GOAL =
Look below. Copy each line that has "balcony" in it.

━━━━━ EXERCISE INPUT

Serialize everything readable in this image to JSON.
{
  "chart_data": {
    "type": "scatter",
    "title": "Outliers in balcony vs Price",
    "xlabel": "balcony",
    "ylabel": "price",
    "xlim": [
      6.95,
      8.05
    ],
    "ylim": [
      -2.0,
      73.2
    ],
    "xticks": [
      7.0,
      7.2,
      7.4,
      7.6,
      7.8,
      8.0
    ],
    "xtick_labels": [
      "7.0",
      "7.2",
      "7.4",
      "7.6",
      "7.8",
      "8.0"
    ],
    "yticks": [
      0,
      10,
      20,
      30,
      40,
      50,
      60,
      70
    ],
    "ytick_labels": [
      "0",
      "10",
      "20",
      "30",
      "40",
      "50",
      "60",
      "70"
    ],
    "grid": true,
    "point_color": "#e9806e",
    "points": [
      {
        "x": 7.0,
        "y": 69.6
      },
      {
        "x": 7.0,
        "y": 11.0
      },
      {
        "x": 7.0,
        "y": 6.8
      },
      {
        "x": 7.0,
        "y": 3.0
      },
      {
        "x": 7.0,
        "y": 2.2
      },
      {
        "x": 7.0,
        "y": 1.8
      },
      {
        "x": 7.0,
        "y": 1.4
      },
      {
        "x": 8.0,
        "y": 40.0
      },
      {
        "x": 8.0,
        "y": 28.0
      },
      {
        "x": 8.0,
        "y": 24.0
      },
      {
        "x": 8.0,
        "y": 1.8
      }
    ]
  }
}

━━━━━━━━━━

EXERCISE OUTPUT =
    "title": "Outliers in balcony vs Price",
    "xlabel": "balcony",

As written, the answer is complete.